## BEGIN
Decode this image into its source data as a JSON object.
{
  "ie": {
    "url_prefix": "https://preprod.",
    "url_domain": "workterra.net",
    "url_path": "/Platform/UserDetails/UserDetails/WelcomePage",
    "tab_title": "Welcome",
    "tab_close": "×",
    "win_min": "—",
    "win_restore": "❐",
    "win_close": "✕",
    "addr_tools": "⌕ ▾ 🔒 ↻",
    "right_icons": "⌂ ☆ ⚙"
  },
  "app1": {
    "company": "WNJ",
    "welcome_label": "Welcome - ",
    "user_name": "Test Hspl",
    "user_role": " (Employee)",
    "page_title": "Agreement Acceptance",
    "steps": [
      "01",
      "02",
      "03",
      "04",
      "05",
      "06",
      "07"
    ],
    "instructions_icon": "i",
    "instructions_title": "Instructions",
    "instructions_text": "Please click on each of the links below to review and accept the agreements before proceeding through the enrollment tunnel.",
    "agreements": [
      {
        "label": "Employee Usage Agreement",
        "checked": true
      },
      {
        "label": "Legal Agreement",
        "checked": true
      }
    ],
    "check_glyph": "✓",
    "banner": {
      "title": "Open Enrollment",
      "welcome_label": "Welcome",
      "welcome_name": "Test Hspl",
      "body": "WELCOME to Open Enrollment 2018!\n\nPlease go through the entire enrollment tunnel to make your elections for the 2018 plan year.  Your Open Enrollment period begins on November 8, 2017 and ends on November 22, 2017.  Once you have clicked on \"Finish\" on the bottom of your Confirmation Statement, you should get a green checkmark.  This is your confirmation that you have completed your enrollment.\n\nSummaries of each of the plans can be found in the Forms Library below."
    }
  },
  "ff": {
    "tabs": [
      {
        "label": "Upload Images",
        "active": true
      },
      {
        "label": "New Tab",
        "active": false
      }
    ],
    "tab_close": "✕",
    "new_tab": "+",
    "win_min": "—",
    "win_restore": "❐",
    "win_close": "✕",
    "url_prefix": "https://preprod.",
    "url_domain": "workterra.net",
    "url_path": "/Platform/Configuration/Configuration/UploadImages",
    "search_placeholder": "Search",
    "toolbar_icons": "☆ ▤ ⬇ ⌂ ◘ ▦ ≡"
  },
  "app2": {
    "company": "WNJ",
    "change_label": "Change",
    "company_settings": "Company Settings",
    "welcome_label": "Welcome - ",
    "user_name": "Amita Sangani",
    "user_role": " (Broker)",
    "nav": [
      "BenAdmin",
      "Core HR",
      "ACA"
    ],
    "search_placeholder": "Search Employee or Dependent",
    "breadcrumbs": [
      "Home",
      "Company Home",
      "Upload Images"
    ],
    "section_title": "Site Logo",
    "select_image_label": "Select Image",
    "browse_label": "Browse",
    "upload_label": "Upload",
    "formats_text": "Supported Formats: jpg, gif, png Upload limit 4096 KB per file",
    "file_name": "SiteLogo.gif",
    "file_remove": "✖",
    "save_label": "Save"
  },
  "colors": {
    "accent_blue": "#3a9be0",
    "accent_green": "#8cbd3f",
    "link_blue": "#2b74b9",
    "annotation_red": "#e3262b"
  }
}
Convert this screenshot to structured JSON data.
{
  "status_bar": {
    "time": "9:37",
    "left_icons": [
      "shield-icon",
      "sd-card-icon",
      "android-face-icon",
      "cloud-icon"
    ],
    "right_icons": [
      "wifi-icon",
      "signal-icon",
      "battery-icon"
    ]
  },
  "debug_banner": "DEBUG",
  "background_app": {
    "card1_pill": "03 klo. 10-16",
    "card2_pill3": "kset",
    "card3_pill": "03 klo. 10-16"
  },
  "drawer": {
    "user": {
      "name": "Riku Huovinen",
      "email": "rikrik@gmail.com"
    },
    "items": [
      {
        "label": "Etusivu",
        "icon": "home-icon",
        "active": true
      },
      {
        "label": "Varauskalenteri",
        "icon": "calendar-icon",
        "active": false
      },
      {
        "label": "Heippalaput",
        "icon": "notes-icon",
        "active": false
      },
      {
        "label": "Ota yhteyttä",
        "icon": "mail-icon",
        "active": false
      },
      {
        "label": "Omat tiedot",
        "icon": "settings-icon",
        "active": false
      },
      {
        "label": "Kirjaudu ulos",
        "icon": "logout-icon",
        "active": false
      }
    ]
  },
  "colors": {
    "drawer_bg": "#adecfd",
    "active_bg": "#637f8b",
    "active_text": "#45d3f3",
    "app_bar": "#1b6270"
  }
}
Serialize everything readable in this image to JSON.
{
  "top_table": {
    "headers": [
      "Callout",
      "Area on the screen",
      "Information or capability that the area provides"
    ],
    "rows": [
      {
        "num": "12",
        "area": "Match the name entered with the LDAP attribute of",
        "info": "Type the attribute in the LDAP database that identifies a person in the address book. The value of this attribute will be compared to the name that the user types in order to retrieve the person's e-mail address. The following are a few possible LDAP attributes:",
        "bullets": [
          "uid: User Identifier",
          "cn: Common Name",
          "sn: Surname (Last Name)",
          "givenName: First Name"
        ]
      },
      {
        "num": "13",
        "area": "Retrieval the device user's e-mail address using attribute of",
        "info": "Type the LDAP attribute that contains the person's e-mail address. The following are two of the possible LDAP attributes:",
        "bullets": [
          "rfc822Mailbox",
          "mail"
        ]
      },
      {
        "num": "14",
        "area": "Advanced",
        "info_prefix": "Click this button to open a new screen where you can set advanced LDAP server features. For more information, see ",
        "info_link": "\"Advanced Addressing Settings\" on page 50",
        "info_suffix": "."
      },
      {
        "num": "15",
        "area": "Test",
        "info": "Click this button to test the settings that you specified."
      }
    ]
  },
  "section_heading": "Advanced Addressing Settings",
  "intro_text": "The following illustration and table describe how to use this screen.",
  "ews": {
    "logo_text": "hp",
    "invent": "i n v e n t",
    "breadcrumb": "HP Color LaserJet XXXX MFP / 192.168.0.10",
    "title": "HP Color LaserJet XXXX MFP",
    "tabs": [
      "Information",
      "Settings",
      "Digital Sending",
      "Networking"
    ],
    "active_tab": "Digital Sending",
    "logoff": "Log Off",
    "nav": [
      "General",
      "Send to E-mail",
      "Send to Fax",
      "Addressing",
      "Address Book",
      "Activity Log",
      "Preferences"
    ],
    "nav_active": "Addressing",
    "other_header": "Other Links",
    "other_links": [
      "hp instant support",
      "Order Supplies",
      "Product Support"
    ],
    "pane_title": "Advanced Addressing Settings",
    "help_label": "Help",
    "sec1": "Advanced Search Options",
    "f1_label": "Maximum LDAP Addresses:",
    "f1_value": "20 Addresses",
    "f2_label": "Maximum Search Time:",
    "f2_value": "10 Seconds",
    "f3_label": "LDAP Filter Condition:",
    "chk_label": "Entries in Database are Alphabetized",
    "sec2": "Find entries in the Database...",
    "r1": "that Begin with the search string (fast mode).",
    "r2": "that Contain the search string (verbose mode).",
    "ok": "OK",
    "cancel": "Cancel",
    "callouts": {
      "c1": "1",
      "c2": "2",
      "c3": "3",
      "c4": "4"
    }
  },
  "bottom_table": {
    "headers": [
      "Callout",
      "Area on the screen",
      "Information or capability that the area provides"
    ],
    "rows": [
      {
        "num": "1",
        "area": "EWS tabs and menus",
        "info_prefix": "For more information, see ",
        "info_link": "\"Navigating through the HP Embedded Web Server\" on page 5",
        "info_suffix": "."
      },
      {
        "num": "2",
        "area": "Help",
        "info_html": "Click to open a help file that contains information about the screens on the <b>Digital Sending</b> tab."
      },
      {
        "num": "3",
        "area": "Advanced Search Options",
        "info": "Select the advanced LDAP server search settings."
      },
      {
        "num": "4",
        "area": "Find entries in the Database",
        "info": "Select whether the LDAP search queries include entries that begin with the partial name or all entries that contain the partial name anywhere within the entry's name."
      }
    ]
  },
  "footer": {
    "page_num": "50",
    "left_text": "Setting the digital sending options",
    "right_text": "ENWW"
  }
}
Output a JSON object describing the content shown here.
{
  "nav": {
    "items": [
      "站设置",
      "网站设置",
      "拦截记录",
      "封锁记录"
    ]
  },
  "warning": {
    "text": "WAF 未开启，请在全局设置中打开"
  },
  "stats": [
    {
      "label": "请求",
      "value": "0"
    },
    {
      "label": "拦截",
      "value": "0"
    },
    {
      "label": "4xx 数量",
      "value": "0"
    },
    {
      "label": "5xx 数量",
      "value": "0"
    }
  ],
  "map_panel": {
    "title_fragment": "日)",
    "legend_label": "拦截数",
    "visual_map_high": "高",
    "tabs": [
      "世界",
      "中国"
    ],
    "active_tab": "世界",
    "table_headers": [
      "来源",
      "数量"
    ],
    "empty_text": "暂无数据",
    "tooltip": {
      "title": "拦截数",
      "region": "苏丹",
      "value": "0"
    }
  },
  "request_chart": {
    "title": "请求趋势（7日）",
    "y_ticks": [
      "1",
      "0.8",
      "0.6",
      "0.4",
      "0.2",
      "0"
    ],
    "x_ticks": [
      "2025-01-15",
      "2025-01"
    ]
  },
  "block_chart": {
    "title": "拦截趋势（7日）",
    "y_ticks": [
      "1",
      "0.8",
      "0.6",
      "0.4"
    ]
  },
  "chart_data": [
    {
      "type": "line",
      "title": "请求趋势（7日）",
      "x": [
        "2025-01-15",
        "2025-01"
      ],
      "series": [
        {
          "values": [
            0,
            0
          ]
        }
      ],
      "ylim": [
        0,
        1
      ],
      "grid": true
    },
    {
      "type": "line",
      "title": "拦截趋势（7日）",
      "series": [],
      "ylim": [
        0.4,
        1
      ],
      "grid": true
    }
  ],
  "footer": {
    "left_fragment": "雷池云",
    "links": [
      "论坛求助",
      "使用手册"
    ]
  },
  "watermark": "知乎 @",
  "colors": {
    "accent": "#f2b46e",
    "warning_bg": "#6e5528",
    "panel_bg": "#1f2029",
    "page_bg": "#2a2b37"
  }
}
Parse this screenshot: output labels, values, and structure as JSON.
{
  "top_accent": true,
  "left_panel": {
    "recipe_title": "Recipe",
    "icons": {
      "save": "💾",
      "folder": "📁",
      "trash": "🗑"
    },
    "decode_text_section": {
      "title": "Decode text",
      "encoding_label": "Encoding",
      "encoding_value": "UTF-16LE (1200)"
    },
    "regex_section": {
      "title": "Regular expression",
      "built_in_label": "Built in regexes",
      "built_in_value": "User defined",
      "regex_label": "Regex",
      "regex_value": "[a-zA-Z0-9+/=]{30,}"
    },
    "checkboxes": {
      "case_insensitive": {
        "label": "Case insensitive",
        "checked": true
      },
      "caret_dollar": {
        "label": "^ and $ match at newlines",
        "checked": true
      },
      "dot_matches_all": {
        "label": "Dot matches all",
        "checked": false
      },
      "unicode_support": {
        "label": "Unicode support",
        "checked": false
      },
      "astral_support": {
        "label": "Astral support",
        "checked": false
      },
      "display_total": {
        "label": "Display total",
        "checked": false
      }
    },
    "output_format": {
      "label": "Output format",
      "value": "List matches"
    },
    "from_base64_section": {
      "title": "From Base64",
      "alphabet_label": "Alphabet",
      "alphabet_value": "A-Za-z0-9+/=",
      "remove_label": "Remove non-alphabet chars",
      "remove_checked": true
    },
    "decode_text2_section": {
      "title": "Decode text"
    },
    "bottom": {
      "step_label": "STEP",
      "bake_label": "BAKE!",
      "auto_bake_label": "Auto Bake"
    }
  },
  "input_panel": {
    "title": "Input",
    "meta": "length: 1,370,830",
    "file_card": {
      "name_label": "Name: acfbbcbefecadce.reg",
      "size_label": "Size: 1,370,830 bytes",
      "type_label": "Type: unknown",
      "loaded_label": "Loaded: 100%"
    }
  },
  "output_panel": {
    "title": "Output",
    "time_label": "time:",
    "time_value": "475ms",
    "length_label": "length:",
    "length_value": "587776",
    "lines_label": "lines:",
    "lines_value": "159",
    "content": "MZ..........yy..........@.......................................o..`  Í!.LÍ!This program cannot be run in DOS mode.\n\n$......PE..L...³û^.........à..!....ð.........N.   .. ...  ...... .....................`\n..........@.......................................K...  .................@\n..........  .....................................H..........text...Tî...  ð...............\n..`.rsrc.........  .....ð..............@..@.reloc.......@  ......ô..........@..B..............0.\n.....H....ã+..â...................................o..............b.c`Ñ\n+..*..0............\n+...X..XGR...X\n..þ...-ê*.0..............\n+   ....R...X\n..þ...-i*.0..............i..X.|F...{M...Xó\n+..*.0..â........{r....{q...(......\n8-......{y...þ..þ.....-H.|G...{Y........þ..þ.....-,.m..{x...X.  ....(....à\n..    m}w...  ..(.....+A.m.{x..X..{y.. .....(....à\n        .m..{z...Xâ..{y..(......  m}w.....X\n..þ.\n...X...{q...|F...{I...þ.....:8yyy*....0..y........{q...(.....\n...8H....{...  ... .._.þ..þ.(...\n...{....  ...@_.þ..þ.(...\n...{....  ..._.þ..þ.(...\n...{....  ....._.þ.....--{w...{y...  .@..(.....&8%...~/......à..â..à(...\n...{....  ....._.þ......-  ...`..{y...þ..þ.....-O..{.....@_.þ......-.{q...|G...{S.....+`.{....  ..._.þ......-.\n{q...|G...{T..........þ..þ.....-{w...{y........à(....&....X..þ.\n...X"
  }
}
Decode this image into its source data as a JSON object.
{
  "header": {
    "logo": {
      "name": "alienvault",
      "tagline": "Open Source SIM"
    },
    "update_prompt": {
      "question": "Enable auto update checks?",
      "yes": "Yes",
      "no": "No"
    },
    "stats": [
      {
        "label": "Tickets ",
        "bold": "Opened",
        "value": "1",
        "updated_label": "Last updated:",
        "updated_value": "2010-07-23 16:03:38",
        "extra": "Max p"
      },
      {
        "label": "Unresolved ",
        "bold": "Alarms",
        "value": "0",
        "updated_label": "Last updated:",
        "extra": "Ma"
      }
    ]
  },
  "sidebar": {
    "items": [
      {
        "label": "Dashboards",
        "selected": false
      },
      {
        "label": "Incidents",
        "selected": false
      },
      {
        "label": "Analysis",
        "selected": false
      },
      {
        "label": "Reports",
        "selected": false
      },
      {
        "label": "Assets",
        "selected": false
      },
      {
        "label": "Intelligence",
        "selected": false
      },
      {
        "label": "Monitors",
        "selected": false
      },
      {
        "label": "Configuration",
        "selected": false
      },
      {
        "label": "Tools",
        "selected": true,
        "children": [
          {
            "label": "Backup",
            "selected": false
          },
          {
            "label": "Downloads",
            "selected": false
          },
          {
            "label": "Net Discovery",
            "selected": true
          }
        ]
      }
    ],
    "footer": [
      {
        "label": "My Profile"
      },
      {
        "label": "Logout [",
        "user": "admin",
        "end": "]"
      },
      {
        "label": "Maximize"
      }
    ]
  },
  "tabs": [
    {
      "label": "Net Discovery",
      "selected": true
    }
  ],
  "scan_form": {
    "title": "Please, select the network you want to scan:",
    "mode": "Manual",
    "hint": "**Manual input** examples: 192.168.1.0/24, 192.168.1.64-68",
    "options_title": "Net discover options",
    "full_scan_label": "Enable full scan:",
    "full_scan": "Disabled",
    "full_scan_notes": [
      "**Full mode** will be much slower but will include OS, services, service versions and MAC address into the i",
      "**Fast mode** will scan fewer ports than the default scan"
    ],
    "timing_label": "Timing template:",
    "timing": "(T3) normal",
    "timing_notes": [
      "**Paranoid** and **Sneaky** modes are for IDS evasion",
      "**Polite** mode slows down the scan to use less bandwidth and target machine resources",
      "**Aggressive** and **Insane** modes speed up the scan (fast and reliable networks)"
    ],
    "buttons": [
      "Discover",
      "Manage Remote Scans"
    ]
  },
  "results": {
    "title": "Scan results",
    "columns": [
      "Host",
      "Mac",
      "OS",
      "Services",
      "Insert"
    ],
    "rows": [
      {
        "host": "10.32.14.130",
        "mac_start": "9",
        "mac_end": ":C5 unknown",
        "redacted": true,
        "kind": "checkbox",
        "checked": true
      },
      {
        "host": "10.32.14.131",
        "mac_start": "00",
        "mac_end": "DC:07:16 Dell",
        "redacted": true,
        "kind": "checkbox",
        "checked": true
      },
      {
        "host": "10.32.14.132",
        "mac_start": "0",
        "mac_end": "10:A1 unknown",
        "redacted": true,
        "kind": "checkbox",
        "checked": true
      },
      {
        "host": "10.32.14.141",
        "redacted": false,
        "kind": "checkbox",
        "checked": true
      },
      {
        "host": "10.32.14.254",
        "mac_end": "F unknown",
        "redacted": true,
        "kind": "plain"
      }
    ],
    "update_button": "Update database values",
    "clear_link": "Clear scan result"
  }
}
## END
Short problem
Review the material and copy each line in which the word "unknown" appears.

Complete output
      "type_label": "Type: unknown",
        "mac_end": ":C5 unknown",
        "mac_end": "10:A1 unknown",
        "mac_end": "F unknown",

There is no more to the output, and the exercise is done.